▸ RECORDS TO USE
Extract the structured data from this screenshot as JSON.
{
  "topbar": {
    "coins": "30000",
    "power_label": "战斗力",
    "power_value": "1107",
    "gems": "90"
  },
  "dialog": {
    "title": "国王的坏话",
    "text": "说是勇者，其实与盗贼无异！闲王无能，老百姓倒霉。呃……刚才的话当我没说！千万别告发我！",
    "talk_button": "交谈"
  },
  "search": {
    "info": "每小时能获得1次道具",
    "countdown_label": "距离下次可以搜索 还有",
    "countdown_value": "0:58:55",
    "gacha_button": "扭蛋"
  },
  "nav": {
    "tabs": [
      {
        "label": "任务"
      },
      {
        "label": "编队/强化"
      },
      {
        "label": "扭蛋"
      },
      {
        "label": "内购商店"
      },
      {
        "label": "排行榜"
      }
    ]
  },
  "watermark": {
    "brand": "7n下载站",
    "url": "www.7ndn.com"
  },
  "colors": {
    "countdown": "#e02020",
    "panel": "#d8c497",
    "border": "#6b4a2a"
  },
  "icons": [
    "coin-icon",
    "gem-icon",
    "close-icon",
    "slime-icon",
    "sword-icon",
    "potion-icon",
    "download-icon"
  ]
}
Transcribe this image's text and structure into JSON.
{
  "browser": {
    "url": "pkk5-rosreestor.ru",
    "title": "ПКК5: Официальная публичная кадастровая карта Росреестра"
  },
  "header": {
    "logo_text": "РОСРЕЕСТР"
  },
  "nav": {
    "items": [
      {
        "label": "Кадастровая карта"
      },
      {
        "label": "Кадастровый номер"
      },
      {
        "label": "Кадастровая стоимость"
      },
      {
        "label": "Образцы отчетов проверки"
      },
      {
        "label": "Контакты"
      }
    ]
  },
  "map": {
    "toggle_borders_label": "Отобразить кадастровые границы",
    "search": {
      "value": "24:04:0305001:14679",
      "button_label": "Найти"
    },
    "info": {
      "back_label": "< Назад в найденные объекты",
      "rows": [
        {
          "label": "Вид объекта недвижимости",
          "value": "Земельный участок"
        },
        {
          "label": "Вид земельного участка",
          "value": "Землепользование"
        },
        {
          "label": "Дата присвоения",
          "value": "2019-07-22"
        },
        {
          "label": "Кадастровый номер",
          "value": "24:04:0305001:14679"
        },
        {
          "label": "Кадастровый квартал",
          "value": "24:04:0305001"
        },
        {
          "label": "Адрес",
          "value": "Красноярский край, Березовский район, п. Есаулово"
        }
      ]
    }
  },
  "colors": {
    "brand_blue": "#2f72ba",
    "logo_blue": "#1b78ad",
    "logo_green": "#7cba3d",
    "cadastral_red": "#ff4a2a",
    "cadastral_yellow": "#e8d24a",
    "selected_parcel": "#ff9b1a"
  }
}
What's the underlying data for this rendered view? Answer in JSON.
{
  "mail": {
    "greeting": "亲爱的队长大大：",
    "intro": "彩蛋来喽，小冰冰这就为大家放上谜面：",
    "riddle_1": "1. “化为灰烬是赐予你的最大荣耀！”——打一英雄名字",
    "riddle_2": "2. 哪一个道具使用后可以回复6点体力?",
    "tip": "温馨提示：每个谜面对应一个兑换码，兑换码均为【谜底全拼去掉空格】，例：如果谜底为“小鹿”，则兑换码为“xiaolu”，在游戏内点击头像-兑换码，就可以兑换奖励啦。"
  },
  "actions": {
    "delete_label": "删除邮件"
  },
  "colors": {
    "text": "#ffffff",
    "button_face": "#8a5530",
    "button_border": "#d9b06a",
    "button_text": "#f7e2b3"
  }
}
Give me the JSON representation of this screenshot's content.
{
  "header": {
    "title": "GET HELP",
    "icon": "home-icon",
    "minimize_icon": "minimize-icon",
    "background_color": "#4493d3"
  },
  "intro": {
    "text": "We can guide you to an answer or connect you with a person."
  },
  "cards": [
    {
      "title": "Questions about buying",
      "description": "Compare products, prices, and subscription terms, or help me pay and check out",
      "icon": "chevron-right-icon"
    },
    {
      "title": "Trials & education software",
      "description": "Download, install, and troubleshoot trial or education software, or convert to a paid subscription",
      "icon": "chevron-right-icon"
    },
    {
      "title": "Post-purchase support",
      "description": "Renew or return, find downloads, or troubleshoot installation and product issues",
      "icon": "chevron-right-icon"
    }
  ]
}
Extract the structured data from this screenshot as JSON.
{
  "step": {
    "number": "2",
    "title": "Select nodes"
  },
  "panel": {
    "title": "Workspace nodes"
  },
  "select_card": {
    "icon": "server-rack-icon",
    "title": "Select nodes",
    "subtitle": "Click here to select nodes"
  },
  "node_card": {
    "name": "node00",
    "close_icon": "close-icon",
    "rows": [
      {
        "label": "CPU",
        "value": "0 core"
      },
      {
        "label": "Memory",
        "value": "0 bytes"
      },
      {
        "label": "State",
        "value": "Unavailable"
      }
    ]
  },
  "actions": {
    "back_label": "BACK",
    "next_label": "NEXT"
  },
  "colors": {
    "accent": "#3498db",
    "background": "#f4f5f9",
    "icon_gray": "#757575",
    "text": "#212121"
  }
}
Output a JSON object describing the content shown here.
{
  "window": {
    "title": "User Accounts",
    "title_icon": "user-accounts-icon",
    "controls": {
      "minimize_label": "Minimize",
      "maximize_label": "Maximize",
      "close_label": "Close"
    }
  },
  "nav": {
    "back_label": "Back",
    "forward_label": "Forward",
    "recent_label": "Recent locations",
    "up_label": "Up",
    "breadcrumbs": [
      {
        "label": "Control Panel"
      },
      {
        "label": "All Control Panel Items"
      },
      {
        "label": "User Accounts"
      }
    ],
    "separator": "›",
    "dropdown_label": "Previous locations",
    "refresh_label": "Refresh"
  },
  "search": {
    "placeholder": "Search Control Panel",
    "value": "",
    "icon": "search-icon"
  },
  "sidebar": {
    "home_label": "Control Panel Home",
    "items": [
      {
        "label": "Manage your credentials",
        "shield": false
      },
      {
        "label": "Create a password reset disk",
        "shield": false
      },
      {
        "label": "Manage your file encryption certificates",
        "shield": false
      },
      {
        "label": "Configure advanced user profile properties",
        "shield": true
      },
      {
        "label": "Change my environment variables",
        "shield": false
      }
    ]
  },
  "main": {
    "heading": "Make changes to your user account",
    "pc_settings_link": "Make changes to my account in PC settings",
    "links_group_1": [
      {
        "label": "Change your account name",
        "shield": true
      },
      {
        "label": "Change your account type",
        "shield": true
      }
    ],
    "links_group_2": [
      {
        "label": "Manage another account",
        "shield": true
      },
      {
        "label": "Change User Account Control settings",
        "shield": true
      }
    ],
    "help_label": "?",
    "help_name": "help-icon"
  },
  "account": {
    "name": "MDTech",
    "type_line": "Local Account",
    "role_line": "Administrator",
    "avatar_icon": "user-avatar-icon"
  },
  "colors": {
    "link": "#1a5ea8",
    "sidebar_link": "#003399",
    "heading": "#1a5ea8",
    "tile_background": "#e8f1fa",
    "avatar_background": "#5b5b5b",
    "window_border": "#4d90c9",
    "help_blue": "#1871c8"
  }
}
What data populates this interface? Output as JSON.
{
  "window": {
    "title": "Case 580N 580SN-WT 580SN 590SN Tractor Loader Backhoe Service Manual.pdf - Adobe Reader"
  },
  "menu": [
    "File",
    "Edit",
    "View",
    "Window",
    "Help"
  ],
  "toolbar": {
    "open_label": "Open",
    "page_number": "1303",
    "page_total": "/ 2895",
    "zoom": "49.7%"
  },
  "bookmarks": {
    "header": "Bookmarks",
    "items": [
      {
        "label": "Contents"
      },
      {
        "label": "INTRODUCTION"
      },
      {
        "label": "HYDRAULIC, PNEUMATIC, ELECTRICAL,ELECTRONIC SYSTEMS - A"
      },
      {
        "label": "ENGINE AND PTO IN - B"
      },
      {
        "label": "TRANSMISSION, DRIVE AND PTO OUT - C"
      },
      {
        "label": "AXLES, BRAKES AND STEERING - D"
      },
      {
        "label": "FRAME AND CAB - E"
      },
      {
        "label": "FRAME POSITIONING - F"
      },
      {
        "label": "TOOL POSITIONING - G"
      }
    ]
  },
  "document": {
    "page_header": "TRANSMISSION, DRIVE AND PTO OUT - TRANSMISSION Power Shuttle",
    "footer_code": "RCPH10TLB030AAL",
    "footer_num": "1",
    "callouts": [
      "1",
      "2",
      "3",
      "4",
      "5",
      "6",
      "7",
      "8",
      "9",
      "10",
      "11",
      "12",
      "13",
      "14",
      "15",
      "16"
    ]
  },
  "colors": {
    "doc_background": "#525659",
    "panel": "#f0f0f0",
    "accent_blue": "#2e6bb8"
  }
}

▸ SHORT EXERCISE
The lines to reproduce run from the one that contains "What data populates" through the last line above; copy them exactly.

▸ ANSWER BELOW
What data populates this interface? Output as JSON.
{
  "window": {
    "title": "Case 580N 580SN-WT 580SN 590SN Tractor Loader Backhoe Service Manual.pdf - Adobe Reader"
  },
  "menu": [
    "File",
    "Edit",
    "View",
    "Window",
    "Help"
  ],
  "toolbar": {
    "open_label": "Open",
    "page_number": "1303",
    "page_total": "/ 2895",
    "zoom": "49.7%"
  },
  "bookmarks": {
    "header": "Bookmarks",
    "items": [
      {
        "label": "Contents"
      },
      {
        "label": "INTRODUCTION"
      },
      {
        "label": "HYDRAULIC, PNEUMATIC, ELECTRICAL,ELECTRONIC SYSTEMS - A"
      },
      {
        "label": "ENGINE AND PTO IN - B"
      },
      {
        "label": "TRANSMISSION, DRIVE AND PTO OUT - C"
      },
      {
        "label": "AXLES, BRAKES AND STEERING - D"
      },
      {
        "label": "FRAME AND CAB - E"
      },
      {
        "label": "FRAME POSITIONING - F"
      },
      {
        "label": "TOOL POSITIONING - G"
      }
    ]
  },
  "document": {
    "page_header": "TRANSMISSION, DRIVE AND PTO OUT - TRANSMISSION Power Shuttle",
    "footer_code": "RCPH10TLB030AAL",
    "footer_num": "1",
    "callouts": [
      "1",
      "2",
      "3",
      "4",
      "5",
      "6",
      "7",
      "8",
      "9",
      "10",
      "11",
      "12",
      "13",
      "14",
      "15",
      "16"
    ]
  },
  "colors": {
    "doc_background": "#525659",
    "panel": "#f0f0f0",
    "accent_blue": "#2e6bb8"
  }
}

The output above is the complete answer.